Collected data entries
— Begin —

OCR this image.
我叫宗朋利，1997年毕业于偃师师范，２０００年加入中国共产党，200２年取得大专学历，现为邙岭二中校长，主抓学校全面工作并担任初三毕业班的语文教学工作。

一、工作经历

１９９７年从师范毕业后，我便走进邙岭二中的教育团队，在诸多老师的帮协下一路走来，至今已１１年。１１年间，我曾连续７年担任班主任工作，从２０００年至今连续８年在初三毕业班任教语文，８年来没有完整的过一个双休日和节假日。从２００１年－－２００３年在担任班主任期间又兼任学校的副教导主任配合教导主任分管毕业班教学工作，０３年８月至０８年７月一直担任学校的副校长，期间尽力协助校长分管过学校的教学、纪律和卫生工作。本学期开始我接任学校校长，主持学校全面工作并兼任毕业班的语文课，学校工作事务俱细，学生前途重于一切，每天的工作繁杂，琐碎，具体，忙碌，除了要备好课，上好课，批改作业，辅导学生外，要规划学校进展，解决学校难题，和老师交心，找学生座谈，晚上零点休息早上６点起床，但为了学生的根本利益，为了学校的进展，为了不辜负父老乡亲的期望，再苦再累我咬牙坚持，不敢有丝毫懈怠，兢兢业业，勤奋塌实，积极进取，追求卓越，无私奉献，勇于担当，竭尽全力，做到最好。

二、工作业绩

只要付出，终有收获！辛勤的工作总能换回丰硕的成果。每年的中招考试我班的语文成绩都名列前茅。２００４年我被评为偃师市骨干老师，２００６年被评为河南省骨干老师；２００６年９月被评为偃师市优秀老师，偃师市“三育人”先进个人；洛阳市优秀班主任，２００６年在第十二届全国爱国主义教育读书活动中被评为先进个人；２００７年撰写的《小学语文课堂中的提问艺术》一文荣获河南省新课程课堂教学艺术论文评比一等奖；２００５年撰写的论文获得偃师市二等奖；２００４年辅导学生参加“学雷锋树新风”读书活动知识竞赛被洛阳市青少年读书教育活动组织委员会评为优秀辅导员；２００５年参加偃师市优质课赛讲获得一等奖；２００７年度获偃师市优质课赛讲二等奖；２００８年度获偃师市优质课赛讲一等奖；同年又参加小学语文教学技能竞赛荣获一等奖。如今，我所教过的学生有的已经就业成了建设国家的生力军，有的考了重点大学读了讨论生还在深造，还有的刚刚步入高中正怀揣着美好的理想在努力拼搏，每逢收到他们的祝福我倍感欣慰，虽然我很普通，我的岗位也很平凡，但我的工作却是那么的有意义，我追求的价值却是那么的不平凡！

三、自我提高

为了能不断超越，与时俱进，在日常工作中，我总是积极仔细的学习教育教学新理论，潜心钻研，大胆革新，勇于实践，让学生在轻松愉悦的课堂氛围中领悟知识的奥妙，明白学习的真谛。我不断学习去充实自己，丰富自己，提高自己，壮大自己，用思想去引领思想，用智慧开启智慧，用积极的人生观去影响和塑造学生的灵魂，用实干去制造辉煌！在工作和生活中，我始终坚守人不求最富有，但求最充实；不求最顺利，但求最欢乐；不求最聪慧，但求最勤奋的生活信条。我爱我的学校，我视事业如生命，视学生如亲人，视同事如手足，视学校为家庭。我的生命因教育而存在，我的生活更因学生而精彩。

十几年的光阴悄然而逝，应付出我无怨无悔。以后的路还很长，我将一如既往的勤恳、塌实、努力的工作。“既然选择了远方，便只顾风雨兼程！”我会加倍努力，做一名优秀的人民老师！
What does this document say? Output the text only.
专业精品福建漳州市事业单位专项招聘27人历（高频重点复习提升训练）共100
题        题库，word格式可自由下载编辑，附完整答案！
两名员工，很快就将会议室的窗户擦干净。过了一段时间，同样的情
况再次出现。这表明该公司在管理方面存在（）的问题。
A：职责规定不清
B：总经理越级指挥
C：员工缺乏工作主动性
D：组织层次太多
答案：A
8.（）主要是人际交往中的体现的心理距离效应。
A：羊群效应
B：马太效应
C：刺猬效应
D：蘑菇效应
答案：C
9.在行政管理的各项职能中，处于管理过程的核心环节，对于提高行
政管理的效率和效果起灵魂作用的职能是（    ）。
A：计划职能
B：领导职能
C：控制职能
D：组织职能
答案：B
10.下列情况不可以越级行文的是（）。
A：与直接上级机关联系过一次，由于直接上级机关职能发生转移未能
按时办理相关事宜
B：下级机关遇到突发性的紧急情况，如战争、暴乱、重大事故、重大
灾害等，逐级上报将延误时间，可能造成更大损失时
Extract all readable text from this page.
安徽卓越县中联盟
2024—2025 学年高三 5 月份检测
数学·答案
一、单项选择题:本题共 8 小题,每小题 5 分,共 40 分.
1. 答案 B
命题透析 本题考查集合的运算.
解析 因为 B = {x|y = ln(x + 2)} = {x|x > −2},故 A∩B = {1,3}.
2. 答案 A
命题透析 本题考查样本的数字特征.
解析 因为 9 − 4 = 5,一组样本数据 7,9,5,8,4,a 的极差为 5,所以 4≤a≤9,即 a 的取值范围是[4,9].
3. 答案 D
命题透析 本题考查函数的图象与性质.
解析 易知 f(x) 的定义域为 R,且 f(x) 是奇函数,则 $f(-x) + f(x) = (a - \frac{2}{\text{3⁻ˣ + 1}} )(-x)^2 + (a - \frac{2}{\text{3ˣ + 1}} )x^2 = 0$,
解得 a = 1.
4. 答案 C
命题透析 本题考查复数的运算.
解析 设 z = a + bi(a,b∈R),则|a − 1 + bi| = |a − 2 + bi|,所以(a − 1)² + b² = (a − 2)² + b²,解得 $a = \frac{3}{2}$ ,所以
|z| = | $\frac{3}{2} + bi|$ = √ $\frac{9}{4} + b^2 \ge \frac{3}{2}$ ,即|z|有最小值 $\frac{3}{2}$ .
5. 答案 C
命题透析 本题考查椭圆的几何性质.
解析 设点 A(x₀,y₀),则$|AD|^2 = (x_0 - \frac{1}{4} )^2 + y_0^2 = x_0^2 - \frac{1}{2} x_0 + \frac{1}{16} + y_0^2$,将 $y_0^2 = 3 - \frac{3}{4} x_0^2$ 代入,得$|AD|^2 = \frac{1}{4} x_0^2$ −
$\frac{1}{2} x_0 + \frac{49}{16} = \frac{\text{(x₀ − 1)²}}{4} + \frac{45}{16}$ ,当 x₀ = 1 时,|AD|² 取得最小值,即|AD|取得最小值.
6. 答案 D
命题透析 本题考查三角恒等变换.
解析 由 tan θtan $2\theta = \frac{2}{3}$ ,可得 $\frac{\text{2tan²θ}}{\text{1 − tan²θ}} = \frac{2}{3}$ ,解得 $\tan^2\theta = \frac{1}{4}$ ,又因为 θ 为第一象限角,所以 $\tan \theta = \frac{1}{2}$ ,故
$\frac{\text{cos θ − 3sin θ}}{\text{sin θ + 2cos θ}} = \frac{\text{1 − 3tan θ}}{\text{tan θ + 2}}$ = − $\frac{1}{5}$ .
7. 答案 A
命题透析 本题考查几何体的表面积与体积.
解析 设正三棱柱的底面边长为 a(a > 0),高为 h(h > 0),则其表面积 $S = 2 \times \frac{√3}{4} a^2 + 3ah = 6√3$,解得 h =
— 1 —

— End —

TASK DIRECTIONS: Copy all lines of the listing above that contain the string "this".

RESPONSE:
OCR this image.
What does this document say? Output the text only.
Extract all readable text from this page.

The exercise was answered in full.